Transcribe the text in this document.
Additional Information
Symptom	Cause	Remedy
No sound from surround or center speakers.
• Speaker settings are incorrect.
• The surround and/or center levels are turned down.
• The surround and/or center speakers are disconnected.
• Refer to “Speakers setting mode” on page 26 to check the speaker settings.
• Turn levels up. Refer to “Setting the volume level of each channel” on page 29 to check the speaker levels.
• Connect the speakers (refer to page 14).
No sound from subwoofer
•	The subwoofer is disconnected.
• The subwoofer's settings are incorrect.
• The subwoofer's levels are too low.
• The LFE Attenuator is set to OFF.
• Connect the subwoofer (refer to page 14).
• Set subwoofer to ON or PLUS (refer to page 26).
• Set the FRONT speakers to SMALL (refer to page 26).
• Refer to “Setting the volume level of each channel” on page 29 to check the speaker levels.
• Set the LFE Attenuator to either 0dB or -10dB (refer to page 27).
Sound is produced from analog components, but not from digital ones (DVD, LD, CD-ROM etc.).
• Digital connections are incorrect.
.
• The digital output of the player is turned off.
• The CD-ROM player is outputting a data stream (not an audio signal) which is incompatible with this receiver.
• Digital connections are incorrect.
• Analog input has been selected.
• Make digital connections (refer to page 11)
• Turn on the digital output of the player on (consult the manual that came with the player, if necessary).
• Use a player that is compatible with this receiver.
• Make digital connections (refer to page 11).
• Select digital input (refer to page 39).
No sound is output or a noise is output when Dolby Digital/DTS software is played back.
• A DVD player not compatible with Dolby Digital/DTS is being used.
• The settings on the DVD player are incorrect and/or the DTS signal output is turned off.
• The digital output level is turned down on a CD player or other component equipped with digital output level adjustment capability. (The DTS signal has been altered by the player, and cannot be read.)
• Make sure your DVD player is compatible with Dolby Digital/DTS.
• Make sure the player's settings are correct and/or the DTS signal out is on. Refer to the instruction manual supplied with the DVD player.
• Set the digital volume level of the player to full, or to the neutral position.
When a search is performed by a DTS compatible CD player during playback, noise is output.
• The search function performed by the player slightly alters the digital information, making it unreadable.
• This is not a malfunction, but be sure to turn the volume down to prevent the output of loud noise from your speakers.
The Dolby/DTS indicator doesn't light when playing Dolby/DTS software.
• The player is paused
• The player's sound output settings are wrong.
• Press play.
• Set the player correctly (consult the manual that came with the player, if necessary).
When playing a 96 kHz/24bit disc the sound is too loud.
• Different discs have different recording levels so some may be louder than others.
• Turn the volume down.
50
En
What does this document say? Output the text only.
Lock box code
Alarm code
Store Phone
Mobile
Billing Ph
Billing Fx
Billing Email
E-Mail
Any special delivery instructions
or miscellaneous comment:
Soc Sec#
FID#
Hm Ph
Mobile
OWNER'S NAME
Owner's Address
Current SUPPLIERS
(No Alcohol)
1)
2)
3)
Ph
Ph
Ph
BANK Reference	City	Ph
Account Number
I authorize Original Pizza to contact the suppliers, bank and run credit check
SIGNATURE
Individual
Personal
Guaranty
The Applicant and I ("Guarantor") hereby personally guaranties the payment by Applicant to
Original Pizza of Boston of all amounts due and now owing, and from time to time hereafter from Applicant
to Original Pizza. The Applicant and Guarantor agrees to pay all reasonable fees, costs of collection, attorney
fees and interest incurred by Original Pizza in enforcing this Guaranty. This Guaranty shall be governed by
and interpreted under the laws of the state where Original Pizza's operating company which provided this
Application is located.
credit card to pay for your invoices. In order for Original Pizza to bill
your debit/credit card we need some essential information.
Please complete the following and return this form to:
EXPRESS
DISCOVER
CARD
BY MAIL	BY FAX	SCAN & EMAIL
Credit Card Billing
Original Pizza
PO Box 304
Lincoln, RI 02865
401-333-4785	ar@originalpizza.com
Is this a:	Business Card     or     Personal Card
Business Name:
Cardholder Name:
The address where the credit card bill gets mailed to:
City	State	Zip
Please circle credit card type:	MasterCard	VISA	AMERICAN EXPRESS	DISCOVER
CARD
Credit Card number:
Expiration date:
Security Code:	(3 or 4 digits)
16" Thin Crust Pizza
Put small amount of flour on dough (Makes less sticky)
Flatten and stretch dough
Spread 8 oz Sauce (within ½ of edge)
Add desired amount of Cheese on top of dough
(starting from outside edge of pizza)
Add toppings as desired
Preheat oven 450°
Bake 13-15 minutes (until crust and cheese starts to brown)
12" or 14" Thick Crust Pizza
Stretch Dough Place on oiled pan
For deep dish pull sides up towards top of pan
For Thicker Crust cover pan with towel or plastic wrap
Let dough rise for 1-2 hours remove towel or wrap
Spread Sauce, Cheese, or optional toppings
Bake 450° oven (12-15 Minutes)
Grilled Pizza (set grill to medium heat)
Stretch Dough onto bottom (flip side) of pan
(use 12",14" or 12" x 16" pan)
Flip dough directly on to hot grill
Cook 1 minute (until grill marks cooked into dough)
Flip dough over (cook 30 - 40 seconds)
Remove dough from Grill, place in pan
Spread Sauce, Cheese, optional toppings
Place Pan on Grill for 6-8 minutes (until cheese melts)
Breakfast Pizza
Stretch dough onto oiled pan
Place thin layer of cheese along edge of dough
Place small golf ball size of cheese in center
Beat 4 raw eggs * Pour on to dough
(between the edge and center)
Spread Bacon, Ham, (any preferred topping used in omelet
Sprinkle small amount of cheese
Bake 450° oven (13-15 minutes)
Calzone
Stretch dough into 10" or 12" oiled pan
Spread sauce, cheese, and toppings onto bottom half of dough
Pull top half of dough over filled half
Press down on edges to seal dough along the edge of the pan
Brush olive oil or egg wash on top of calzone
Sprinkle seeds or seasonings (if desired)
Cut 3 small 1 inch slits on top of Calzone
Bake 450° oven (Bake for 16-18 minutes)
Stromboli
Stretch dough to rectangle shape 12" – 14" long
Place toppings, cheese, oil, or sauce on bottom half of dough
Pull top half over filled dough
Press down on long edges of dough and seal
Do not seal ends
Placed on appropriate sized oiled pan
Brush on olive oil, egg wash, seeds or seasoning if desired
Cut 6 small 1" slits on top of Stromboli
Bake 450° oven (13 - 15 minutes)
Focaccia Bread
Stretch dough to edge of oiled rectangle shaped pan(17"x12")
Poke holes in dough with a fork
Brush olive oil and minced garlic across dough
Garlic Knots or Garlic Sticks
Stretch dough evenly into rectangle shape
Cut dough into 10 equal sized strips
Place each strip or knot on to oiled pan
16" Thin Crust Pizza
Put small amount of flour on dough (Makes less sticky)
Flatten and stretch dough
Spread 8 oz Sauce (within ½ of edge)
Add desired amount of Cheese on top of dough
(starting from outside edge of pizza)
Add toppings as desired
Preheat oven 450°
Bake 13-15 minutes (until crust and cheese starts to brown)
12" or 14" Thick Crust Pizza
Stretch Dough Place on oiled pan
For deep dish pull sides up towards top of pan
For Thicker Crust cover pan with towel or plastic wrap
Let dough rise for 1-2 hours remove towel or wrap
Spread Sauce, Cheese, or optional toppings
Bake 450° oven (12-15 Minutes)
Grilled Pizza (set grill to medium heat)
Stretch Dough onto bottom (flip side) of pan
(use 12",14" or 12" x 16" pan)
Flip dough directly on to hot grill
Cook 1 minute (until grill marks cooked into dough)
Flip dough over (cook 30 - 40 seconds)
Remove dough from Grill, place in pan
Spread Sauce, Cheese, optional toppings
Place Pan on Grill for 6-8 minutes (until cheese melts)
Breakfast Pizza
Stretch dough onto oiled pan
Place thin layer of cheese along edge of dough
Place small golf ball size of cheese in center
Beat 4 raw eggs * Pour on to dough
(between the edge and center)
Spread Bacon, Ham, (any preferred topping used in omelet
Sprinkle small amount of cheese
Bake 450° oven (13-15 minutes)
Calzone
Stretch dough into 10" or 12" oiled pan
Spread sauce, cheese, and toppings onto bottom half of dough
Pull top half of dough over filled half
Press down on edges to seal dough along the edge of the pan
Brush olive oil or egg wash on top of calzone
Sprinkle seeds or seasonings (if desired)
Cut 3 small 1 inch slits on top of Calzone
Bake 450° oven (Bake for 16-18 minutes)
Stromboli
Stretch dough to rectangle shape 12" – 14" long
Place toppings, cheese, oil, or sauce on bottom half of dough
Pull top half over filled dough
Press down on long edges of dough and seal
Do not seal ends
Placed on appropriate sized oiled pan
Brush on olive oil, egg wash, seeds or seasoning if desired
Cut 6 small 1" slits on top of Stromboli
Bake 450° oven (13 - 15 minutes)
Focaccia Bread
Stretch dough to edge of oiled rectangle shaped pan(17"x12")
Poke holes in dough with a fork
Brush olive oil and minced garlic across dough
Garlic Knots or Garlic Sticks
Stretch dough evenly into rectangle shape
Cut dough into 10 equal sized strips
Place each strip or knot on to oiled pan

-------

Set task => Search the entries for "software" and copy out each line that has it.

Completed exercise =>
No sound is output or a noise is output when Dolby Digital/DTS software is played back.
The Dolby/DTS indicator doesn't light when playing Dolby/DTS software.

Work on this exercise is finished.